- [Your task]: Could you reproduce all of the entries below verbatim, line for line?

(Entries from a collection)
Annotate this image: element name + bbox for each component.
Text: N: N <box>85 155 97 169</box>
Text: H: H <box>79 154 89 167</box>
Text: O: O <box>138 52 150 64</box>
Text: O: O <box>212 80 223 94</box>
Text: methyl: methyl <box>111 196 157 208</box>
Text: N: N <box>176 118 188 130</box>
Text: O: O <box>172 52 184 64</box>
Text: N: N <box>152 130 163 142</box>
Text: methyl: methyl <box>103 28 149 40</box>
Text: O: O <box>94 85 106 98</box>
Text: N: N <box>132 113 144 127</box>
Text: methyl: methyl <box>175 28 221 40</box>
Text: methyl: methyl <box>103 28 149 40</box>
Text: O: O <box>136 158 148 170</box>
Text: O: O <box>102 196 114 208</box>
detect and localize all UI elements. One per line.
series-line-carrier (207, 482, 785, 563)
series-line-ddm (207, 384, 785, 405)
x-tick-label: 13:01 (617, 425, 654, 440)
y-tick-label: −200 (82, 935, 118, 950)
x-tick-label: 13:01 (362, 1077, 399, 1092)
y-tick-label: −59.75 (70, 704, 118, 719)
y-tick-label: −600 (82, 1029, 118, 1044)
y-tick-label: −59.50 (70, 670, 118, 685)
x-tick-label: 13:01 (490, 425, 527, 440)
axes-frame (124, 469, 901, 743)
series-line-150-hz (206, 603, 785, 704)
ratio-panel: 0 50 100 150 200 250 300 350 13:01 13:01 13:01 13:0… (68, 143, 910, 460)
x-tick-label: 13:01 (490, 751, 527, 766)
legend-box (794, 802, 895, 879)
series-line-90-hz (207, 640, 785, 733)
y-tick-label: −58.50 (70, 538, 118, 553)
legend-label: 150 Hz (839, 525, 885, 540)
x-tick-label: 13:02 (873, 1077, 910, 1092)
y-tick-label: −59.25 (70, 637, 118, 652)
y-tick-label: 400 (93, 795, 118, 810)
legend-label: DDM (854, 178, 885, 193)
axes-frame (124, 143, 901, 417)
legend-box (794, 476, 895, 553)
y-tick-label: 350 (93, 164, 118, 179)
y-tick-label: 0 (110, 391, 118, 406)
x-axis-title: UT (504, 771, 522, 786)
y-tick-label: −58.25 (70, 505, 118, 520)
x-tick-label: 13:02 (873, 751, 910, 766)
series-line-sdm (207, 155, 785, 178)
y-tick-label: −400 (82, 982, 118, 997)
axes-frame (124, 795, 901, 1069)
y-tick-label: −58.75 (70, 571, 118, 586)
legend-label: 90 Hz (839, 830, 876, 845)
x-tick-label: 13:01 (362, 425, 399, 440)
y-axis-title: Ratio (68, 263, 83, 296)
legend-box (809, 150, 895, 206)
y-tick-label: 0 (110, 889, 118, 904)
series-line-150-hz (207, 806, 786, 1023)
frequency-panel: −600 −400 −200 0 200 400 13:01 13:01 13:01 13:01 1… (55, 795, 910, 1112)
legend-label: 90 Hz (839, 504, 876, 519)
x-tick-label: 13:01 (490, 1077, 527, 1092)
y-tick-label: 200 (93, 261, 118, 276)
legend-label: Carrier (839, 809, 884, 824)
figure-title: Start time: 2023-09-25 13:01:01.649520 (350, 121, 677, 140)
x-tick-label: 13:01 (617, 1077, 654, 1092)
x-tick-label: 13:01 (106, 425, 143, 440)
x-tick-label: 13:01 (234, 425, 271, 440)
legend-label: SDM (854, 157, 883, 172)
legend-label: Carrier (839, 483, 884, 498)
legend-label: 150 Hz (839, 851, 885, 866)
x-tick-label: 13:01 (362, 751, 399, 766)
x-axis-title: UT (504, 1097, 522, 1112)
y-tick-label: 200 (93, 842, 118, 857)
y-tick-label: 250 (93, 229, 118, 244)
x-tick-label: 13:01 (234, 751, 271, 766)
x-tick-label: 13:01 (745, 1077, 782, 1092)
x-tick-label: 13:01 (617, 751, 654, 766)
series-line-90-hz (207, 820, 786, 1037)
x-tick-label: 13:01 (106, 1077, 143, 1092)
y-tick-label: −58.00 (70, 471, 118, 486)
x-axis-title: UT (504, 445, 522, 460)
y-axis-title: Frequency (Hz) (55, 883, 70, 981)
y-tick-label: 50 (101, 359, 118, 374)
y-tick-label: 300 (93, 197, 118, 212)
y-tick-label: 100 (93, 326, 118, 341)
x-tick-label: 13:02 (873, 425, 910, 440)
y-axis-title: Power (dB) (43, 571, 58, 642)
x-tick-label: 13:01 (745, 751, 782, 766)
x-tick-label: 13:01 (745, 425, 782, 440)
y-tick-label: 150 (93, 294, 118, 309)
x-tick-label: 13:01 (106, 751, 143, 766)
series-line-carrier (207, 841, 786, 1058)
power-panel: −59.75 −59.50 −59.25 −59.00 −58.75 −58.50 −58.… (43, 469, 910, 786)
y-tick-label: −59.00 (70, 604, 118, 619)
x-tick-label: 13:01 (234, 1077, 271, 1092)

- [Expected answer]:
Annotate this image: element name + bbox for each component.
Text: N: N <box>85 155 97 169</box>
Text: H: H <box>79 154 89 167</box>
Text: O: O <box>138 52 150 64</box>
Text: O: O <box>212 80 223 94</box>
Text: methyl: methyl <box>111 196 157 208</box>
Text: N: N <box>176 118 188 130</box>
Text: O: O <box>172 52 184 64</box>
Text: N: N <box>152 130 163 142</box>
Text: methyl: methyl <box>103 28 149 40</box>
Text: O: O <box>94 85 106 98</box>
Text: N: N <box>132 113 144 127</box>
Text: methyl: methyl <box>175 28 221 40</box>
Text: methyl: methyl <box>103 28 149 40</box>
Text: O: O <box>136 158 148 170</box>
Text: O: O <box>102 196 114 208</box>
detect and localize all UI elements. One per line.
series-line-carrier (207, 482, 785, 563)
series-line-ddm (207, 384, 785, 405)
x-tick-label: 13:01 (617, 425, 654, 440)
y-tick-label: −200 (82, 935, 118, 950)
x-tick-label: 13:01 (362, 1077, 399, 1092)
y-tick-label: −59.75 (70, 704, 118, 719)
y-tick-label: −600 (82, 1029, 118, 1044)
y-tick-label: −59.50 (70, 670, 118, 685)
x-tick-label: 13:01 (490, 425, 527, 440)
axes-frame (124, 469, 901, 743)
series-line-150-hz (206, 603, 785, 704)
ratio-panel: 0 50 100 150 200 250 300 350 13:01 13:01 13:01 13:0… (68, 143, 910, 460)
x-tick-label: 13:01 (490, 751, 527, 766)
legend-box (794, 802, 895, 879)
series-line-90-hz (207, 640, 785, 733)
y-tick-label: −58.50 (70, 538, 118, 553)
legend-label: 150 Hz (839, 525, 885, 540)
x-tick-label: 13:02 (873, 1077, 910, 1092)
y-tick-label: −59.25 (70, 637, 118, 652)
y-tick-label: 400 (93, 795, 118, 810)
legend-label: DDM (854, 178, 885, 193)
axes-frame (124, 143, 901, 417)
legend-box (794, 476, 895, 553)
y-tick-label: 350 (93, 164, 118, 179)
y-tick-label: 0 (110, 391, 118, 406)
x-axis-title: UT (504, 771, 522, 786)
y-tick-label: −58.25 (70, 505, 118, 520)
x-tick-label: 13:02 (873, 751, 910, 766)
series-line-sdm (207, 155, 785, 178)
y-tick-label: −400 (82, 982, 118, 997)
axes-frame (124, 795, 901, 1069)
y-tick-label: −58.75 (70, 571, 118, 586)
legend-label: 90 Hz (839, 830, 876, 845)
x-tick-label: 13:01 (362, 425, 399, 440)
y-axis-title: Ratio (68, 263, 83, 296)
legend-box (809, 150, 895, 206)
y-tick-label: 0 (110, 889, 118, 904)
series-line-150-hz (207, 806, 786, 1023)
frequency-panel: −600 −400 −200 0 200 400 13:01 13:01 13:01 13:01 1… (55, 795, 910, 1112)
legend-label: 90 Hz (839, 504, 876, 519)
x-tick-label: 13:01 (490, 1077, 527, 1092)
y-tick-label: 200 (93, 261, 118, 276)
legend-label: Carrier (839, 809, 884, 824)
figure-title: Start time: 2023-09-25 13:01:01.649520 (350, 121, 677, 140)
x-tick-label: 13:01 (617, 1077, 654, 1092)
x-tick-label: 13:01 (106, 425, 143, 440)
x-tick-label: 13:01 (234, 425, 271, 440)
legend-label: SDM (854, 157, 883, 172)
legend-label: Carrier (839, 483, 884, 498)
legend-label: 150 Hz (839, 851, 885, 866)
x-tick-label: 13:01 (362, 751, 399, 766)
x-axis-title: UT (504, 1097, 522, 1112)
y-tick-label: 200 (93, 842, 118, 857)
y-tick-label: 250 (93, 229, 118, 244)
x-tick-label: 13:01 (234, 751, 271, 766)
x-tick-label: 13:01 (745, 1077, 782, 1092)
x-tick-label: 13:01 (617, 751, 654, 766)
series-line-90-hz (207, 820, 786, 1037)
x-tick-label: 13:01 (106, 1077, 143, 1092)
y-tick-label: −58.00 (70, 471, 118, 486)
x-axis-title: UT (504, 445, 522, 460)
y-axis-title: Frequency (Hz) (55, 883, 70, 981)
y-tick-label: 50 (101, 359, 118, 374)
y-tick-label: 300 (93, 197, 118, 212)
y-tick-label: 100 (93, 326, 118, 341)
x-tick-label: 13:02 (873, 425, 910, 440)
y-axis-title: Power (dB) (43, 571, 58, 642)
x-tick-label: 13:01 (745, 751, 782, 766)
x-tick-label: 13:01 (745, 425, 782, 440)
y-tick-label: 150 (93, 294, 118, 309)
x-tick-label: 13:01 (106, 751, 143, 766)
series-line-carrier (207, 841, 786, 1058)
power-panel: −59.75 −59.50 −59.25 −59.00 −58.75 −58.50 −58.… (43, 469, 910, 786)
y-tick-label: −59.00 (70, 604, 118, 619)
x-tick-label: 13:01 (234, 1077, 271, 1092)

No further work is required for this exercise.